EXERCISE OBJECTIVE:
Output the lines that follow exactly as they are.

━━━━━━━━

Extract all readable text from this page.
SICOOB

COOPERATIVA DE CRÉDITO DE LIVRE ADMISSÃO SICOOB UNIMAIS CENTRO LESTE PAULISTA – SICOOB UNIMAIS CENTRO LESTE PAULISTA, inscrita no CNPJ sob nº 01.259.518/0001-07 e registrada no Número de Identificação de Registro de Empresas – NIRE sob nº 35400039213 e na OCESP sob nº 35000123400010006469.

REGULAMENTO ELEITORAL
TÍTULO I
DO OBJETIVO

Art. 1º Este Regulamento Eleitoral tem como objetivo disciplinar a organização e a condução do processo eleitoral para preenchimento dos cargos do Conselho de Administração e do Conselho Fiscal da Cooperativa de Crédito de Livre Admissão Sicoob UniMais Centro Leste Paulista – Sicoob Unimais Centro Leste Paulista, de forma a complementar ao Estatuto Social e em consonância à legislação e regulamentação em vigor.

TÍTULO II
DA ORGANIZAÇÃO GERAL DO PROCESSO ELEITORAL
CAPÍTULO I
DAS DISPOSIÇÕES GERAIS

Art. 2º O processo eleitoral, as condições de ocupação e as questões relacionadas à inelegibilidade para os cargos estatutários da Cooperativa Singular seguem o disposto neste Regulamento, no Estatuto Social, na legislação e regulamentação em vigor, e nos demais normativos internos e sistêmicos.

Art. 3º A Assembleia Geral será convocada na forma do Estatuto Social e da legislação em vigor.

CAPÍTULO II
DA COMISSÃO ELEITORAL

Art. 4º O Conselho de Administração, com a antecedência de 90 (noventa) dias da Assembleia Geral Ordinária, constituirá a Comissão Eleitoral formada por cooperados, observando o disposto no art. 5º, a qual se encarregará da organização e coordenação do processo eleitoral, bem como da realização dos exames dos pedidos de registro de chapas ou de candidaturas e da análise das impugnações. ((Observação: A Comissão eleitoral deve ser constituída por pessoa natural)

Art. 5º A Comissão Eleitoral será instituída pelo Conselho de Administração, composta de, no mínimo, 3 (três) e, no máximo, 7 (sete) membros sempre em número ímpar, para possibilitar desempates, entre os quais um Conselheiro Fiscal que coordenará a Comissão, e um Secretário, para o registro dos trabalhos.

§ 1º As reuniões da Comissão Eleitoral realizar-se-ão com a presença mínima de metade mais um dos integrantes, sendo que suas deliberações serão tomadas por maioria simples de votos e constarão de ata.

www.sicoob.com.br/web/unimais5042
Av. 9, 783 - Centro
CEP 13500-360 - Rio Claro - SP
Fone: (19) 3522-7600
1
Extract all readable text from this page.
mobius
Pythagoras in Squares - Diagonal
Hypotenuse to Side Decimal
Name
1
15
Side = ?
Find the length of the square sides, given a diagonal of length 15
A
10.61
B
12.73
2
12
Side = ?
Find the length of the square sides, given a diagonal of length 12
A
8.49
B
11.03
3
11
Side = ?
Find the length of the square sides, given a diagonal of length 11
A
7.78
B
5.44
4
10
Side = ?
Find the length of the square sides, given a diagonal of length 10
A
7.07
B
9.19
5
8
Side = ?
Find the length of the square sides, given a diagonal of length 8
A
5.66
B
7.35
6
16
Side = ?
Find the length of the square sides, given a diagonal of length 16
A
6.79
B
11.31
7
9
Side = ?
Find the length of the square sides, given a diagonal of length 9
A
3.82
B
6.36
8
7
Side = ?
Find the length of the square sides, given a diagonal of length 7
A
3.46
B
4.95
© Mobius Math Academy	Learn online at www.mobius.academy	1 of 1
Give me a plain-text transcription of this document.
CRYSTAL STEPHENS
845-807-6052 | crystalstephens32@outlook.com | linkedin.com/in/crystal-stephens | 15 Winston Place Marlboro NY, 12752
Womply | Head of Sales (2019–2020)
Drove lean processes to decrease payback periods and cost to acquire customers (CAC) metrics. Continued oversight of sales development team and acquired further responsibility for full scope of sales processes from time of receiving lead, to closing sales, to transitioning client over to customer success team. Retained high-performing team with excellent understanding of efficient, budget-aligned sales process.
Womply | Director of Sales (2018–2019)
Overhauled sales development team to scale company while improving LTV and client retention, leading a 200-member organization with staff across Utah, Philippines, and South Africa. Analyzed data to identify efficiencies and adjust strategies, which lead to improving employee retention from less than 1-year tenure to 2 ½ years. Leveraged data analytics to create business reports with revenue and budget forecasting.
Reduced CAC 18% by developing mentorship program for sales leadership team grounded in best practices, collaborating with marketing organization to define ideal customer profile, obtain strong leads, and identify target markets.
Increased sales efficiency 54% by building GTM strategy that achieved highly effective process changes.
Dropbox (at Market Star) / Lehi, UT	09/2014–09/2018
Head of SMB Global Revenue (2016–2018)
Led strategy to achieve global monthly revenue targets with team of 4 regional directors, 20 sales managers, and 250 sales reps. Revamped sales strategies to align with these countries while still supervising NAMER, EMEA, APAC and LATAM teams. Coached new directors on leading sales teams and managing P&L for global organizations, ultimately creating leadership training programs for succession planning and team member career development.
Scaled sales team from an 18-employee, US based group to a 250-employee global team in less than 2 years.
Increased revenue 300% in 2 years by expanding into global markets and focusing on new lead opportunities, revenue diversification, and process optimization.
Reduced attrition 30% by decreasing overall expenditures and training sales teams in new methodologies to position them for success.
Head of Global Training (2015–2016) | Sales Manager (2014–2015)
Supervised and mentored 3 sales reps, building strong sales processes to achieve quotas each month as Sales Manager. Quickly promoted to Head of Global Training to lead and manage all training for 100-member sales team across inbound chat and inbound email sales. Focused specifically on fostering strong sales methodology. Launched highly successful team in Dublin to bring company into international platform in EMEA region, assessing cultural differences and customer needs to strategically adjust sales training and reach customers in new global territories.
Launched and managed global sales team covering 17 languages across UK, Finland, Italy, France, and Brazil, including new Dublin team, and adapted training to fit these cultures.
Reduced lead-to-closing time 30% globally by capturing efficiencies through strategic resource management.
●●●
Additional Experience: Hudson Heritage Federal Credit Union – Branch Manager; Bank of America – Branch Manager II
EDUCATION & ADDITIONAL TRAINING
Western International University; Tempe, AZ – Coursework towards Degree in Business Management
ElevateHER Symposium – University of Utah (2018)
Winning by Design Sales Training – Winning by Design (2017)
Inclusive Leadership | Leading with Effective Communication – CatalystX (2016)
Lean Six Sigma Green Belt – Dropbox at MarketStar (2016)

━━━━━━━━

COMPLETED TASK:
Extract all readable text from this page.
SICOOB

COOPERATIVA DE CRÉDITO DE LIVRE ADMISSÃO SICOOB UNIMAIS CENTRO LESTE PAULISTA – SICOOB UNIMAIS CENTRO LESTE PAULISTA, inscrita no CNPJ sob nº 01.259.518/0001-07 e registrada no Número de Identificação de Registro de Empresas – NIRE sob nº 35400039213 e na OCESP sob nº 35000123400010006469.

REGULAMENTO ELEITORAL
TÍTULO I
DO OBJETIVO

Art. 1º Este Regulamento Eleitoral tem como objetivo disciplinar a organização e a condução do processo eleitoral para preenchimento dos cargos do Conselho de Administração e do Conselho Fiscal da Cooperativa de Crédito de Livre Admissão Sicoob UniMais Centro Leste Paulista – Sicoob Unimais Centro Leste Paulista, de forma a complementar ao Estatuto Social e em consonância à legislação e regulamentação em vigor.

TÍTULO II
DA ORGANIZAÇÃO GERAL DO PROCESSO ELEITORAL
CAPÍTULO I
DAS DISPOSIÇÕES GERAIS

Art. 2º O processo eleitoral, as condições de ocupação e as questões relacionadas à inelegibilidade para os cargos estatutários da Cooperativa Singular seguem o disposto neste Regulamento, no Estatuto Social, na legislação e regulamentação em vigor, e nos demais normativos internos e sistêmicos.

Art. 3º A Assembleia Geral será convocada na forma do Estatuto Social e da legislação em vigor.

CAPÍTULO II
DA COMISSÃO ELEITORAL

Art. 4º O Conselho de Administração, com a antecedência de 90 (noventa) dias da Assembleia Geral Ordinária, constituirá a Comissão Eleitoral formada por cooperados, observando o disposto no art. 5º, a qual se encarregará da organização e coordenação do processo eleitoral, bem como da realização dos exames dos pedidos de registro de chapas ou de candidaturas e da análise das impugnações. ((Observação: A Comissão eleitoral deve ser constituída por pessoa natural)

Art. 5º A Comissão Eleitoral será instituída pelo Conselho de Administração, composta de, no mínimo, 3 (três) e, no máximo, 7 (sete) membros sempre em número ímpar, para possibilitar desempates, entre os quais um Conselheiro Fiscal que coordenará a Comissão, e um Secretário, para o registro dos trabalhos.

§ 1º As reuniões da Comissão Eleitoral realizar-se-ão com a presença mínima de metade mais um dos integrantes, sendo que suas deliberações serão tomadas por maioria simples de votos e constarão de ata.

www.sicoob.com.br/web/unimais5042
Av. 9, 783 - Centro
CEP 13500-360 - Rio Claro - SP
Fone: (19) 3522-7600
1
Extract all readable text from this page.
mobius
Pythagoras in Squares - Diagonal
Hypotenuse to Side Decimal
Name
1
15
Side = ?
Find the length of the square sides, given a diagonal of length 15
A
10.61
B
12.73
2
12
Side = ?
Find the length of the square sides, given a diagonal of length 12
A
8.49
B
11.03
3
11
Side = ?
Find the length of the square sides, given a diagonal of length 11
A
7.78
B
5.44
4
10
Side = ?
Find the length of the square sides, given a diagonal of length 10
A
7.07
B
9.19
5
8
Side = ?
Find the length of the square sides, given a diagonal of length 8
A
5.66
B
7.35
6
16
Side = ?
Find the length of the square sides, given a diagonal of length 16
A
6.79
B
11.31
7
9
Side = ?
Find the length of the square sides, given a diagonal of length 9
A
3.82
B
6.36
8
7
Side = ?
Find the length of the square sides, given a diagonal of length 7
A
3.46
B
4.95
© Mobius Math Academy	Learn online at www.mobius.academy	1 of 1
Give me a plain-text transcription of this document.
CRYSTAL STEPHENS
845-807-6052 | crystalstephens32@outlook.com | linkedin.com/in/crystal-stephens | 15 Winston Place Marlboro NY, 12752
Womply | Head of Sales (2019–2020)
Drove lean processes to decrease payback periods and cost to acquire customers (CAC) metrics. Continued oversight of sales development team and acquired further responsibility for full scope of sales processes from time of receiving lead, to closing sales, to transitioning client over to customer success team. Retained high-performing team with excellent understanding of efficient, budget-aligned sales process.
Womply | Director of Sales (2018–2019)
Overhauled sales development team to scale company while improving LTV and client retention, leading a 200-member organization with staff across Utah, Philippines, and South Africa. Analyzed data to identify efficiencies and adjust strategies, which lead to improving employee retention from less than 1-year tenure to 2 ½ years. Leveraged data analytics to create business reports with revenue and budget forecasting.
Reduced CAC 18% by developing mentorship program for sales leadership team grounded in best practices, collaborating with marketing organization to define ideal customer profile, obtain strong leads, and identify target markets.
Increased sales efficiency 54% by building GTM strategy that achieved highly effective process changes.
Dropbox (at Market Star) / Lehi, UT	09/2014–09/2018
Head of SMB Global Revenue (2016–2018)
Led strategy to achieve global monthly revenue targets with team of 4 regional directors, 20 sales managers, and 250 sales reps. Revamped sales strategies to align with these countries while still supervising NAMER, EMEA, APAC and LATAM teams. Coached new directors on leading sales teams and managing P&L for global organizations, ultimately creating leadership training programs for succession planning and team member career development.
Scaled sales team from an 18-employee, US based group to a 250-employee global team in less than 2 years.
Increased revenue 300% in 2 years by expanding into global markets and focusing on new lead opportunities, revenue diversification, and process optimization.
Reduced attrition 30% by decreasing overall expenditures and training sales teams in new methodologies to position them for success.
Head of Global Training (2015–2016) | Sales Manager (2014–2015)
Supervised and mentored 3 sales reps, building strong sales processes to achieve quotas each month as Sales Manager. Quickly promoted to Head of Global Training to lead and manage all training for 100-member sales team across inbound chat and inbound email sales. Focused specifically on fostering strong sales methodology. Launched highly successful team in Dublin to bring company into international platform in EMEA region, assessing cultural differences and customer needs to strategically adjust sales training and reach customers in new global territories.
Launched and managed global sales team covering 17 languages across UK, Finland, Italy, France, and Brazil, including new Dublin team, and adapted training to fit these cultures.
Reduced lead-to-closing time 30% globally by capturing efficiencies through strategic resource management.
●●●
Additional Experience: Hudson Heritage Federal Credit Union – Branch Manager; Bank of America – Branch Manager II
EDUCATION & ADDITIONAL TRAINING
Western International University; Tempe, AZ – Coursework towards Degree in Business Management
ElevateHER Symposium – University of Utah (2018)
Winning by Design Sales Training – Winning by Design (2017)
Inclusive Leadership | Leading with Effective Communication – CatalystX (2016)
Lean Six Sigma Green Belt – Dropbox at MarketStar (2016)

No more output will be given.